** start of Data **
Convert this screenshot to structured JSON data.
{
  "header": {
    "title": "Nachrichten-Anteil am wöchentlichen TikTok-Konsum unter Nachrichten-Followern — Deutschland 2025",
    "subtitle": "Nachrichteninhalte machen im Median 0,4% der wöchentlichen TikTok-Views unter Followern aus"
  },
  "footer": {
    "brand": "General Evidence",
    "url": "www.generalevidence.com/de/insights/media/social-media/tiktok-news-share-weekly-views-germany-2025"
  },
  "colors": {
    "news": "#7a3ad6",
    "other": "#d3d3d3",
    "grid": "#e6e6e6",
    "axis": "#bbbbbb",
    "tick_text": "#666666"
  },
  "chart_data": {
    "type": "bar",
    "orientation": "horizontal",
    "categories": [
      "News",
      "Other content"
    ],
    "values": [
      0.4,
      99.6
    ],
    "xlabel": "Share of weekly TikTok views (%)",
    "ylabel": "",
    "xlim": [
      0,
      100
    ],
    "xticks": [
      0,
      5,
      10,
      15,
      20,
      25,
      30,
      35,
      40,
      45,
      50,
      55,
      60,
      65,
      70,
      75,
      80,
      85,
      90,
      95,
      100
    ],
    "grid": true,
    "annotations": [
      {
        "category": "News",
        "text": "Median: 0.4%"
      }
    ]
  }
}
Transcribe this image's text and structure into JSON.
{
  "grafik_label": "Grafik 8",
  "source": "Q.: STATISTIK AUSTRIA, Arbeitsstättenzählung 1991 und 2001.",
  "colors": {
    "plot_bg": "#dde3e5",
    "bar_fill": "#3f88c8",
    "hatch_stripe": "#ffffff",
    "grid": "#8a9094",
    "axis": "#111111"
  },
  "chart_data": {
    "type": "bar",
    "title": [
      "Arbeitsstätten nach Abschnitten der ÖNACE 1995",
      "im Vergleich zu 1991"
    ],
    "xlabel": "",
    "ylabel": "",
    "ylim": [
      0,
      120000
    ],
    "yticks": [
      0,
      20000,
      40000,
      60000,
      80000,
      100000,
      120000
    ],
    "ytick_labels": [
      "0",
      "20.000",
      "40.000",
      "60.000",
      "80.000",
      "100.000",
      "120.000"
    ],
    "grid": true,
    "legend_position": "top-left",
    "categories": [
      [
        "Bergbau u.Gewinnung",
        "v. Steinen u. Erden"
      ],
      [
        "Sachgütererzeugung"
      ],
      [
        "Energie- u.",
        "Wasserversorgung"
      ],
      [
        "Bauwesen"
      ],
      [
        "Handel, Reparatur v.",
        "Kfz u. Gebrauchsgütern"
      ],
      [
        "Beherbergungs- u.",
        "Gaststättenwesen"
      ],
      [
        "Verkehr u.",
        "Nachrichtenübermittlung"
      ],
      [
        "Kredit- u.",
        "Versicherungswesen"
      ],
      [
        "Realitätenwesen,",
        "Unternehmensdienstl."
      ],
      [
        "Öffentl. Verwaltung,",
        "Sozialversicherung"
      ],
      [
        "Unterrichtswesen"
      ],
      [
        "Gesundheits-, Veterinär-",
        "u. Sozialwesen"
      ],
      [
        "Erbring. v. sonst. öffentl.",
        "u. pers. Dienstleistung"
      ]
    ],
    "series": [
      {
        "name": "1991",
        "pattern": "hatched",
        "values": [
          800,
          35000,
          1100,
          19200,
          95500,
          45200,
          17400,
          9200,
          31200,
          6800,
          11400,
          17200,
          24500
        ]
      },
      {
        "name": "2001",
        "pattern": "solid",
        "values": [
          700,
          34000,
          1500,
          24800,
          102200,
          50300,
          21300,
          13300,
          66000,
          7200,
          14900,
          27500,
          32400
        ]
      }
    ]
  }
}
** end of Data **
Repeat the material in full, exactly as it stands.

Solution to the exercise
Convert this screenshot to structured JSON data.
{
  "header": {
    "title": "Nachrichten-Anteil am wöchentlichen TikTok-Konsum unter Nachrichten-Followern — Deutschland 2025",
    "subtitle": "Nachrichteninhalte machen im Median 0,4% der wöchentlichen TikTok-Views unter Followern aus"
  },
  "footer": {
    "brand": "General Evidence",
    "url": "www.generalevidence.com/de/insights/media/social-media/tiktok-news-share-weekly-views-germany-2025"
  },
  "colors": {
    "news": "#7a3ad6",
    "other": "#d3d3d3",
    "grid": "#e6e6e6",
    "axis": "#bbbbbb",
    "tick_text": "#666666"
  },
  "chart_data": {
    "type": "bar",
    "orientation": "horizontal",
    "categories": [
      "News",
      "Other content"
    ],
    "values": [
      0.4,
      99.6
    ],
    "xlabel": "Share of weekly TikTok views (%)",
    "ylabel": "",
    "xlim": [
      0,
      100
    ],
    "xticks": [
      0,
      5,
      10,
      15,
      20,
      25,
      30,
      35,
      40,
      45,
      50,
      55,
      60,
      65,
      70,
      75,
      80,
      85,
      90,
      95,
      100
    ],
    "grid": true,
    "annotations": [
      {
        "category": "News",
        "text": "Median: 0.4%"
      }
    ]
  }
}
Transcribe this image's text and structure into JSON.
{
  "grafik_label": "Grafik 8",
  "source": "Q.: STATISTIK AUSTRIA, Arbeitsstättenzählung 1991 und 2001.",
  "colors": {
    "plot_bg": "#dde3e5",
    "bar_fill": "#3f88c8",
    "hatch_stripe": "#ffffff",
    "grid": "#8a9094",
    "axis": "#111111"
  },
  "chart_data": {
    "type": "bar",
    "title": [
      "Arbeitsstätten nach Abschnitten der ÖNACE 1995",
      "im Vergleich zu 1991"
    ],
    "xlabel": "",
    "ylabel": "",
    "ylim": [
      0,
      120000
    ],
    "yticks": [
      0,
      20000,
      40000,
      60000,
      80000,
      100000,
      120000
    ],
    "ytick_labels": [
      "0",
      "20.000",
      "40.000",
      "60.000",
      "80.000",
      "100.000",
      "120.000"
    ],
    "grid": true,
    "legend_position": "top-left",
    "categories": [
      [
        "Bergbau u.Gewinnung",
        "v. Steinen u. Erden"
      ],
      [
        "Sachgütererzeugung"
      ],
      [
        "Energie- u.",
        "Wasserversorgung"
      ],
      [
        "Bauwesen"
      ],
      [
        "Handel, Reparatur v.",
        "Kfz u. Gebrauchsgütern"
      ],
      [
        "Beherbergungs- u.",
        "Gaststättenwesen"
      ],
      [
        "Verkehr u.",
        "Nachrichtenübermittlung"
      ],
      [
        "Kredit- u.",
        "Versicherungswesen"
      ],
      [
        "Realitätenwesen,",
        "Unternehmensdienstl."
      ],
      [
        "Öffentl. Verwaltung,",
        "Sozialversicherung"
      ],
      [
        "Unterrichtswesen"
      ],
      [
        "Gesundheits-, Veterinär-",
        "u. Sozialwesen"
      ],
      [
        "Erbring. v. sonst. öffentl.",
        "u. pers. Dienstleistung"
      ]
    ],
    "series": [
      {
        "name": "1991",
        "pattern": "hatched",
        "values": [
          800,
          35000,
          1100,
          19200,
          95500,
          45200,
          17400,
          9200,
          31200,
          6800,
          11400,
          17200,
          24500
        ]
      },
      {
        "name": "2001",
        "pattern": "solid",
        "values": [
          700,
          34000,
          1500,
          24800,
          102200,
          50300,
          21300,
          13300,
          66000,
          7200,
          14900,
          27500,
          32400
        ]
      }
    ]
  }
}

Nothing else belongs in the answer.